# start of RECORDS FOR THE EXERCISE

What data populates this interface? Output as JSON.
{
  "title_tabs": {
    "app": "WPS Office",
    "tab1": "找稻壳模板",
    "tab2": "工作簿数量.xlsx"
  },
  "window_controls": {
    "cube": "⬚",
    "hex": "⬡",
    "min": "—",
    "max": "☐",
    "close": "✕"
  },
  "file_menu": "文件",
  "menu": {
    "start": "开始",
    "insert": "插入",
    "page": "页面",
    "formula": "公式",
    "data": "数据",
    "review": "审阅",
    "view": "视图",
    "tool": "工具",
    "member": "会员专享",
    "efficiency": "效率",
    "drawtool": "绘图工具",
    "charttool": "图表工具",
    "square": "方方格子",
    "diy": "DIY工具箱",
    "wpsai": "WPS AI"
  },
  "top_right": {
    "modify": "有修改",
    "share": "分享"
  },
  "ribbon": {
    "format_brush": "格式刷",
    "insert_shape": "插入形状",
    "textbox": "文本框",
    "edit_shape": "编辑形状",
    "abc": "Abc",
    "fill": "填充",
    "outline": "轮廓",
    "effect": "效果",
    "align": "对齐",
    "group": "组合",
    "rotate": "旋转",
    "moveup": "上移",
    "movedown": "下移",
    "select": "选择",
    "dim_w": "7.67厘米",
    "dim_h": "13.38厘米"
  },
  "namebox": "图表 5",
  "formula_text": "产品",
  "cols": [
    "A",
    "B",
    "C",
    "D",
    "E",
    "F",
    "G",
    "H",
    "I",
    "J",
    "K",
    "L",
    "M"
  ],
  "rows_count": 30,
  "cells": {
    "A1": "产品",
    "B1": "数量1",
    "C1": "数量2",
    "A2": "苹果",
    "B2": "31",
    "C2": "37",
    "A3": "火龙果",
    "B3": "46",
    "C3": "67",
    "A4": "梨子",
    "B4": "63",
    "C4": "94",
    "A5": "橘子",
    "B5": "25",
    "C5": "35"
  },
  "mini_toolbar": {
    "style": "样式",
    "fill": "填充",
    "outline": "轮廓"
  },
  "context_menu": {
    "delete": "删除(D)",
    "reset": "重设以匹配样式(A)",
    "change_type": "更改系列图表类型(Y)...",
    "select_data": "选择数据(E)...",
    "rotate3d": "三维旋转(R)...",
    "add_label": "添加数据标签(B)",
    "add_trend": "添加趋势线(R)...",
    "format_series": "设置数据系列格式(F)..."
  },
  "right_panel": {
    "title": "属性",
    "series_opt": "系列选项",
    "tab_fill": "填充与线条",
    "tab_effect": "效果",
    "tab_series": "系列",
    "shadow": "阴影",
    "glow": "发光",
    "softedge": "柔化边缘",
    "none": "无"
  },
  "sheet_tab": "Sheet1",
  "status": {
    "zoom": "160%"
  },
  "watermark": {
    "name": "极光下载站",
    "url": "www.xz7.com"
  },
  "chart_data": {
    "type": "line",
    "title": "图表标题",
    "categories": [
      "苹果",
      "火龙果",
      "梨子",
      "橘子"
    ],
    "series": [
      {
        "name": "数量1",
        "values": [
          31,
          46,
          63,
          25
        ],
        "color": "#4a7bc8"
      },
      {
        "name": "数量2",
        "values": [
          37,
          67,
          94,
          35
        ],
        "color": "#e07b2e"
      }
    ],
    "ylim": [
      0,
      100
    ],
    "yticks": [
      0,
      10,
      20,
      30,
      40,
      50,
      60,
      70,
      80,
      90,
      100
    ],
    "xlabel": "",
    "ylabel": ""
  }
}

# end of RECORDS FOR THE EXERCISE

* **WHAT TO PRODUCE**
Take the lines above and retype all of them exactly.

* **SOLUTION FOR THIS EXERCISE**
What data populates this interface? Output as JSON.
{
  "title_tabs": {
    "app": "WPS Office",
    "tab1": "找稻壳模板",
    "tab2": "工作簿数量.xlsx"
  },
  "window_controls": {
    "cube": "⬚",
    "hex": "⬡",
    "min": "—",
    "max": "☐",
    "close": "✕"
  },
  "file_menu": "文件",
  "menu": {
    "start": "开始",
    "insert": "插入",
    "page": "页面",
    "formula": "公式",
    "data": "数据",
    "review": "审阅",
    "view": "视图",
    "tool": "工具",
    "member": "会员专享",
    "efficiency": "效率",
    "drawtool": "绘图工具",
    "charttool": "图表工具",
    "square": "方方格子",
    "diy": "DIY工具箱",
    "wpsai": "WPS AI"
  },
  "top_right": {
    "modify": "有修改",
    "share": "分享"
  },
  "ribbon": {
    "format_brush": "格式刷",
    "insert_shape": "插入形状",
    "textbox": "文本框",
    "edit_shape": "编辑形状",
    "abc": "Abc",
    "fill": "填充",
    "outline": "轮廓",
    "effect": "效果",
    "align": "对齐",
    "group": "组合",
    "rotate": "旋转",
    "moveup": "上移",
    "movedown": "下移",
    "select": "选择",
    "dim_w": "7.67厘米",
    "dim_h": "13.38厘米"
  },
  "namebox": "图表 5",
  "formula_text": "产品",
  "cols": [
    "A",
    "B",
    "C",
    "D",
    "E",
    "F",
    "G",
    "H",
    "I",
    "J",
    "K",
    "L",
    "M"
  ],
  "rows_count": 30,
  "cells": {
    "A1": "产品",
    "B1": "数量1",
    "C1": "数量2",
    "A2": "苹果",
    "B2": "31",
    "C2": "37",
    "A3": "火龙果",
    "B3": "46",
    "C3": "67",
    "A4": "梨子",
    "B4": "63",
    "C4": "94",
    "A5": "橘子",
    "B5": "25",
    "C5": "35"
  },
  "mini_toolbar": {
    "style": "样式",
    "fill": "填充",
    "outline": "轮廓"
  },
  "context_menu": {
    "delete": "删除(D)",
    "reset": "重设以匹配样式(A)",
    "change_type": "更改系列图表类型(Y)...",
    "select_data": "选择数据(E)...",
    "rotate3d": "三维旋转(R)...",
    "add_label": "添加数据标签(B)",
    "add_trend": "添加趋势线(R)...",
    "format_series": "设置数据系列格式(F)..."
  },
  "right_panel": {
    "title": "属性",
    "series_opt": "系列选项",
    "tab_fill": "填充与线条",
    "tab_effect": "效果",
    "tab_series": "系列",
    "shadow": "阴影",
    "glow": "发光",
    "softedge": "柔化边缘",
    "none": "无"
  },
  "sheet_tab": "Sheet1",
  "status": {
    "zoom": "160%"
  },
  "watermark": {
    "name": "极光下载站",
    "url": "www.xz7.com"
  },
  "chart_data": {
    "type": "line",
    "title": "图表标题",
    "categories": [
      "苹果",
      "火龙果",
      "梨子",
      "橘子"
    ],
    "series": [
      {
        "name": "数量1",
        "values": [
          31,
          46,
          63,
          25
        ],
        "color": "#4a7bc8"
      },
      {
        "name": "数量2",
        "values": [
          37,
          67,
          94,
          35
        ],
        "color": "#e07b2e"
      }
    ],
    "ylim": [
      0,
      100
    ],
    "yticks": [
      0,
      10,
      20,
      30,
      40,
      50,
      60,
      70,
      80,
      90,
      100
    ],
    "xlabel": "",
    "ylabel": ""
  }
}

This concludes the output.